** begin Records supplied **

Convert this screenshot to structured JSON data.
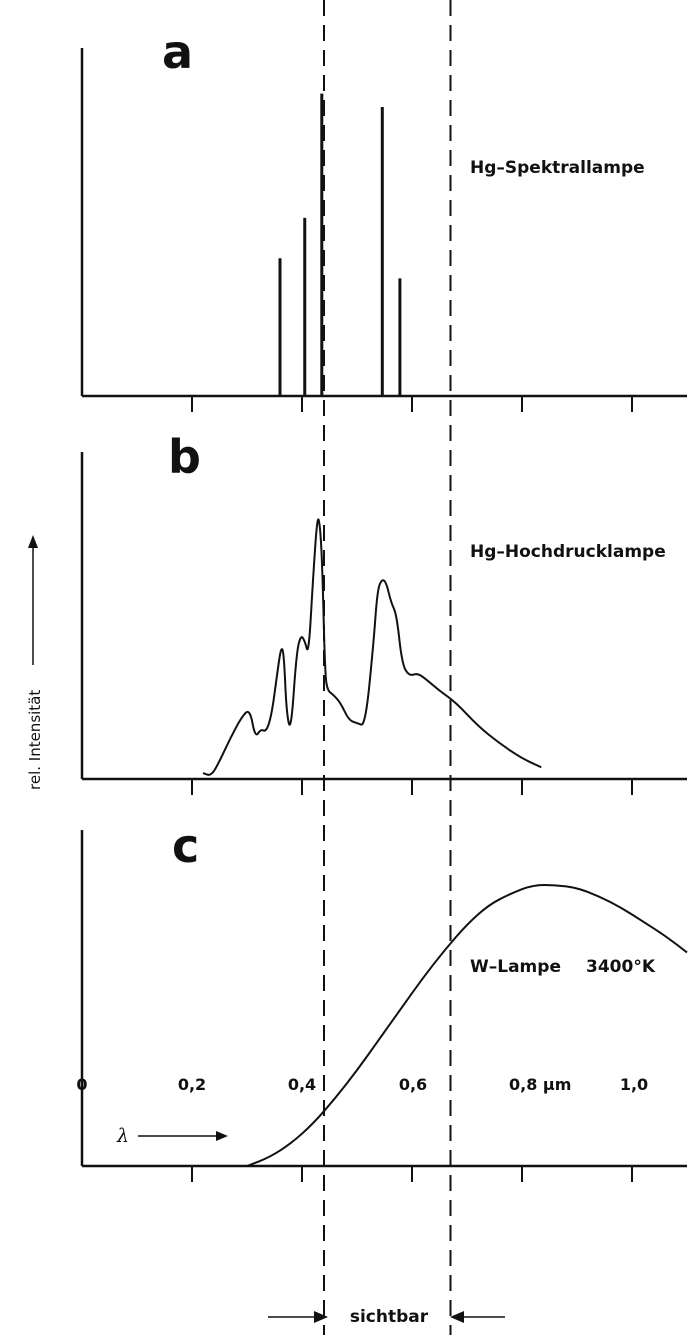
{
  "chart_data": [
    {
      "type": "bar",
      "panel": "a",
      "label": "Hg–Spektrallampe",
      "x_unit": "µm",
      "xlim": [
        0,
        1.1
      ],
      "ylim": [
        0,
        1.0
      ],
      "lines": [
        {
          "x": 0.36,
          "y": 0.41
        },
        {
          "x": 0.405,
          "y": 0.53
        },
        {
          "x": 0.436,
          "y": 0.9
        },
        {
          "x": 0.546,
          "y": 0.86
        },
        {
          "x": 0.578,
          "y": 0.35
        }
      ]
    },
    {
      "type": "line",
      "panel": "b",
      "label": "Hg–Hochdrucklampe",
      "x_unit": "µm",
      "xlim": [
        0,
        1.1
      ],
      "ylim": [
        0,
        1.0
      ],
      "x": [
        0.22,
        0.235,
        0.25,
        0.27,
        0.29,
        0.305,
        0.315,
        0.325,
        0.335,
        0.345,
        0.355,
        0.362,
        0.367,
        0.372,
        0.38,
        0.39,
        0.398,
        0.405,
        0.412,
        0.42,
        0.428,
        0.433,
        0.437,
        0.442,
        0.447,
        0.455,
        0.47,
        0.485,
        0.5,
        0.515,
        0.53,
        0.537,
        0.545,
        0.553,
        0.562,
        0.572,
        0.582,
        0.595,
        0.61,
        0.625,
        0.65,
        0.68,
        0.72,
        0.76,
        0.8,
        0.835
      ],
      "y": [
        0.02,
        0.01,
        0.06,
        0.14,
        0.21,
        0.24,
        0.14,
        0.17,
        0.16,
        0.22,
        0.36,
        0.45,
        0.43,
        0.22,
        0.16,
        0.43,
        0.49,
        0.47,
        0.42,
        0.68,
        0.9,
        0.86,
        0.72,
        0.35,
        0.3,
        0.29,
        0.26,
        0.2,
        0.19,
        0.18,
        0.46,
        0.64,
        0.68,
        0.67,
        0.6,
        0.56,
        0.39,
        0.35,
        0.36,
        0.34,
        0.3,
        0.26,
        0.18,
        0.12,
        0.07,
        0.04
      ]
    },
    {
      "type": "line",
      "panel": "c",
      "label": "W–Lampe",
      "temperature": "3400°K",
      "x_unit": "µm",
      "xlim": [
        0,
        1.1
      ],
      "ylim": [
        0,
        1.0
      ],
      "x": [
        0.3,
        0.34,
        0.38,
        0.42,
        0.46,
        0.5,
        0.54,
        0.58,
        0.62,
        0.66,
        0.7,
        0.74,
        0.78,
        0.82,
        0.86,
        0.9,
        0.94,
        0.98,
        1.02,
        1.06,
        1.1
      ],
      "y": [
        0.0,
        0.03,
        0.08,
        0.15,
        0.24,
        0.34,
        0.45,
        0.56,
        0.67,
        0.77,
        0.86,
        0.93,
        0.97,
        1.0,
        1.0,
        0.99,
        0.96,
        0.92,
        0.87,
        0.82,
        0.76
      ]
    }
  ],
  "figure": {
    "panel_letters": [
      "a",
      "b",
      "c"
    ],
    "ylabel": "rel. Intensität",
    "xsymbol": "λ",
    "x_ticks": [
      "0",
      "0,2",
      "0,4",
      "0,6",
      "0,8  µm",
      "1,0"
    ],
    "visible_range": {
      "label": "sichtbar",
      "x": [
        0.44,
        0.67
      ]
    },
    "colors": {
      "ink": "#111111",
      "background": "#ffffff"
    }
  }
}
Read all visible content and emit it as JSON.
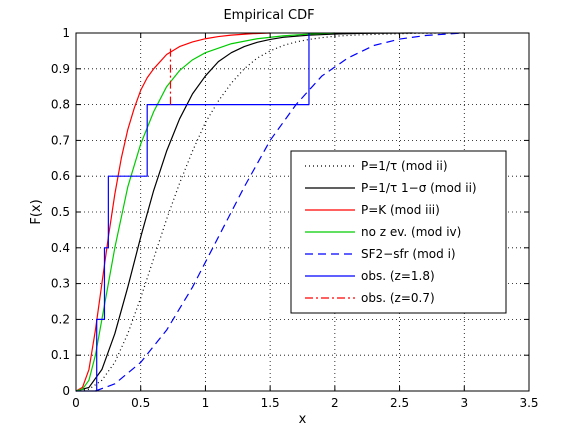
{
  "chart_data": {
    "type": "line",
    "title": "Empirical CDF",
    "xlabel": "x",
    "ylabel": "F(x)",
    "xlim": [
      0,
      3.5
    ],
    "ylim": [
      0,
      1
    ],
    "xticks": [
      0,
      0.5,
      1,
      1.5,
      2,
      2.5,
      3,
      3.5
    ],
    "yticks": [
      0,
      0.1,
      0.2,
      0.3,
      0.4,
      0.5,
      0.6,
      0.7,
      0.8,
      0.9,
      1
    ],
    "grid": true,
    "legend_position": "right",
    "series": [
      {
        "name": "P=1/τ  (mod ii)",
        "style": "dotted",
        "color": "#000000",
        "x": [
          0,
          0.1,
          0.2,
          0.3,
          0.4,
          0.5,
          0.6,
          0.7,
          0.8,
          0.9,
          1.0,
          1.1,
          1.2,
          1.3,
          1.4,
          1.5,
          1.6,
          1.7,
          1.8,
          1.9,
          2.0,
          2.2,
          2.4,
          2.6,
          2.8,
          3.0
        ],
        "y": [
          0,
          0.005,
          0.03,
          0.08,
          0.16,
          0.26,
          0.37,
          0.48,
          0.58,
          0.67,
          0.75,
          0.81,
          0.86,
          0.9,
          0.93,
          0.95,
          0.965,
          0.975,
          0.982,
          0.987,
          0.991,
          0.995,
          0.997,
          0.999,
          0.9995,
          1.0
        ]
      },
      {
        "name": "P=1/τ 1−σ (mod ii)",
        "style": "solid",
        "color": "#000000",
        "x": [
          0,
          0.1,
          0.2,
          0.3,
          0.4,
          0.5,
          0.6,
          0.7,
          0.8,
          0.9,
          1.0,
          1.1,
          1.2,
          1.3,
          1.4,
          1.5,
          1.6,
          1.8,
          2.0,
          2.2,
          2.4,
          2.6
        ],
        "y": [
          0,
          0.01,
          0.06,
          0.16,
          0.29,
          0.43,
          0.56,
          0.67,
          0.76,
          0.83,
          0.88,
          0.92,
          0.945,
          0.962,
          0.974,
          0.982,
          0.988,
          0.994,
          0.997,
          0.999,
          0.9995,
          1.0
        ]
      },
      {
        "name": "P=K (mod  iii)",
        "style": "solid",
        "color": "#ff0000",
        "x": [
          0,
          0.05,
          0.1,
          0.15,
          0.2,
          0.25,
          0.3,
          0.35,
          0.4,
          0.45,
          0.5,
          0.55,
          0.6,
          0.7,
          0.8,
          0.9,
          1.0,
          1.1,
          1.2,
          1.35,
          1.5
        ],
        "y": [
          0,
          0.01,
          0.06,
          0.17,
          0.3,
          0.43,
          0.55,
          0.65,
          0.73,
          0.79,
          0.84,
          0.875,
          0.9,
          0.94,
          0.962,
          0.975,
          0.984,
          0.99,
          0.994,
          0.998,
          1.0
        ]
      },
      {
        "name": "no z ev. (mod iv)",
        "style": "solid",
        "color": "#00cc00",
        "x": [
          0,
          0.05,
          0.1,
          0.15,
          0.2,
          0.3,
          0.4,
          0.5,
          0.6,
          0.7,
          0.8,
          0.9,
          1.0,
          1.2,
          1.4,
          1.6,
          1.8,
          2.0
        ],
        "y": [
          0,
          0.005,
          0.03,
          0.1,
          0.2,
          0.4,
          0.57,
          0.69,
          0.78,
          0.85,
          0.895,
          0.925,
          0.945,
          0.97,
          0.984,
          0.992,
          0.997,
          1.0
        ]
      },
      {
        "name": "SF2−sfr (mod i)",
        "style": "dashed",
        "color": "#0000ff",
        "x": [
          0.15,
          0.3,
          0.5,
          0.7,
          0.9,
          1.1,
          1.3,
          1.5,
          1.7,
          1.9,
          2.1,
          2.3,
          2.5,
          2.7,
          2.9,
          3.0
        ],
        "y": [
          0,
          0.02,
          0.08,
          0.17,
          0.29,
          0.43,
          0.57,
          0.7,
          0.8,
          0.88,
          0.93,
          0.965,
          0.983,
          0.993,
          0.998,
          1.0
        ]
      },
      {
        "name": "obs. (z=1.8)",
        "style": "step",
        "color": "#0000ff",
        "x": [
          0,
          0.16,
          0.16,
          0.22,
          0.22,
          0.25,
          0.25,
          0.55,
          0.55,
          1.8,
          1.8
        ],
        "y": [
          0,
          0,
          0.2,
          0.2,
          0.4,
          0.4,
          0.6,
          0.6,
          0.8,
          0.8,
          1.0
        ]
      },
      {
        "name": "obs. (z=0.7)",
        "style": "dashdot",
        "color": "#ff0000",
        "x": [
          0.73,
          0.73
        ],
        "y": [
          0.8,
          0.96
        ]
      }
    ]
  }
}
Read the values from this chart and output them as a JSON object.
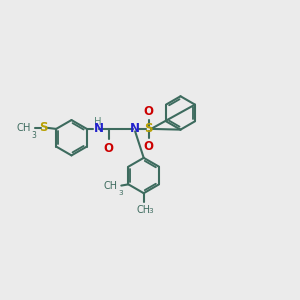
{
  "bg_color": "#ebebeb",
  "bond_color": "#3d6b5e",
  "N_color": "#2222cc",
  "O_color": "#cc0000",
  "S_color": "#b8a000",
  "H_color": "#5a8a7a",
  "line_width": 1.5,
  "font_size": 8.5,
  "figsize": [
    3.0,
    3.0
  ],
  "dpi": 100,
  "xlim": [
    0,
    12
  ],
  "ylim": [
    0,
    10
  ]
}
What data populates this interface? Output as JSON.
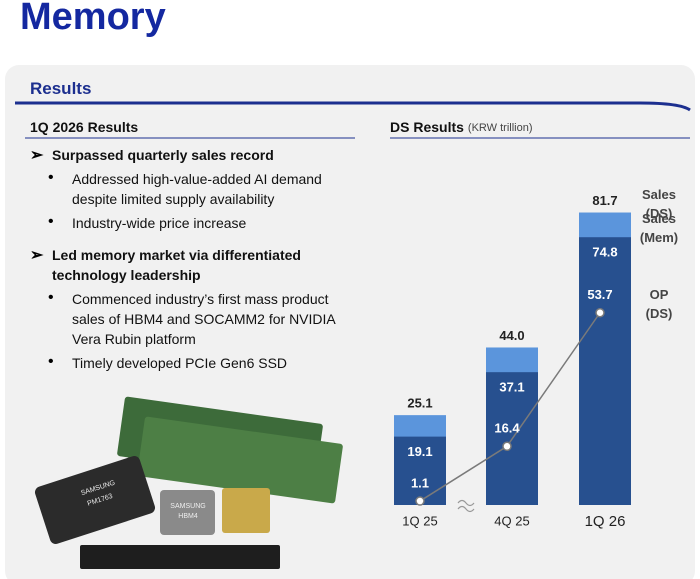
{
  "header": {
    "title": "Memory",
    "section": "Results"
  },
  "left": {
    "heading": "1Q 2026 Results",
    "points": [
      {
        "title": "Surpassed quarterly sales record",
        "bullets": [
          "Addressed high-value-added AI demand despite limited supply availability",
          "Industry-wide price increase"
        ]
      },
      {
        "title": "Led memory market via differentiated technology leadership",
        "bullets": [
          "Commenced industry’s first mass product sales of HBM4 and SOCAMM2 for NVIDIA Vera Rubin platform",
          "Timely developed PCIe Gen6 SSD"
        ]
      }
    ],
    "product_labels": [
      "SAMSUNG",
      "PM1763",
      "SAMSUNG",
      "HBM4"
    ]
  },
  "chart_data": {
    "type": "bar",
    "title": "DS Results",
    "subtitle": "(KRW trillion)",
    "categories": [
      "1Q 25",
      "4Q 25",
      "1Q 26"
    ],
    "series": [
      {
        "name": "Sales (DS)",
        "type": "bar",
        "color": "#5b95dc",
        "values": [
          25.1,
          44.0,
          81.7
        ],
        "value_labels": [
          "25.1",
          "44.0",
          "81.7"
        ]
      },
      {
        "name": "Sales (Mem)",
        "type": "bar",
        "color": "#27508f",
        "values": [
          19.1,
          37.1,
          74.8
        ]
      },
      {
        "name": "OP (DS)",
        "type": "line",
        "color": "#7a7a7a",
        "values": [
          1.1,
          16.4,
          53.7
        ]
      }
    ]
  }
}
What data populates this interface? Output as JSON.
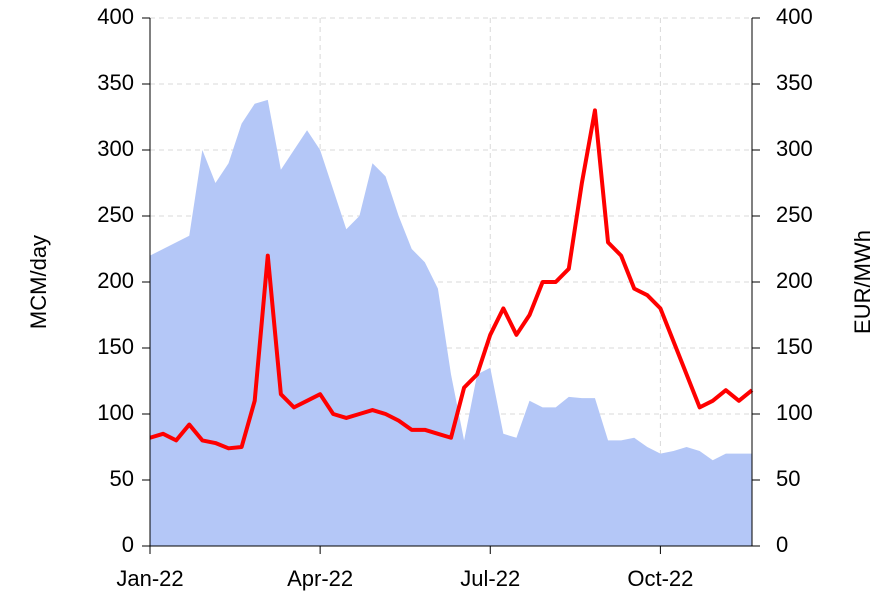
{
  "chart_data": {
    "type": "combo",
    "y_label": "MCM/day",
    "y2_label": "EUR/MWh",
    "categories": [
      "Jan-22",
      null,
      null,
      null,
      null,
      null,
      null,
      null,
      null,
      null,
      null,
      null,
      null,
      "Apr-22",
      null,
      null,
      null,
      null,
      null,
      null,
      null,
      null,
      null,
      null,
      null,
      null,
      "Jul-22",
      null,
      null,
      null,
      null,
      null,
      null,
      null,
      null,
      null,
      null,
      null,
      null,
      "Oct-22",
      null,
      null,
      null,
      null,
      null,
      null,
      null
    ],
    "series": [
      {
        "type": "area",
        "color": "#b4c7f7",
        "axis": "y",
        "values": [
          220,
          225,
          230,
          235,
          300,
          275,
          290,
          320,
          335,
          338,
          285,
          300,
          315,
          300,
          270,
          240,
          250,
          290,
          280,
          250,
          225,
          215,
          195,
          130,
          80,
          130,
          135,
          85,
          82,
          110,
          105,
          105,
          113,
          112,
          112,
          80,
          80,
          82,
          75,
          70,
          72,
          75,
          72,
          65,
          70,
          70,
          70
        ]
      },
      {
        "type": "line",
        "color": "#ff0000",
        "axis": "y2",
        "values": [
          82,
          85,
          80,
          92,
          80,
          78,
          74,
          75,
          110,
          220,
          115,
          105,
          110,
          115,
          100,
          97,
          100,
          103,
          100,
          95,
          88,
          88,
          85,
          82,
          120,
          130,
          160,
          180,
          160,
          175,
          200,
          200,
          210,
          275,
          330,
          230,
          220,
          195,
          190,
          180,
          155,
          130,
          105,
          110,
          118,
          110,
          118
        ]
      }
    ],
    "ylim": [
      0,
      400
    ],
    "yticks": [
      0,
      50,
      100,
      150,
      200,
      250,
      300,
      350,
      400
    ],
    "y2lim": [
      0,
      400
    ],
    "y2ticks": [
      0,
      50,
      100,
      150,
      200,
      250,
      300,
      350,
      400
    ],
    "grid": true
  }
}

** end Records supplied **

§ The request: From the entries above, copy out every line where the string "name" appears.

§ Written answer:
        "name": "P=1/τ  (mod ii)",
        "name": "P=1/τ 1−σ (mod ii)",
        "name": "P=K (mod  iii)",
        "name": "no z ev. (mod iv)",
        "name": "SF2−sfr (mod i)",
        "name": "obs. (z=1.8)",
        "name": "obs. (z=0.7)",
        "name": "Sales (DS)",
        "name": "Sales (Mem)",
        "name": "OP (DS)",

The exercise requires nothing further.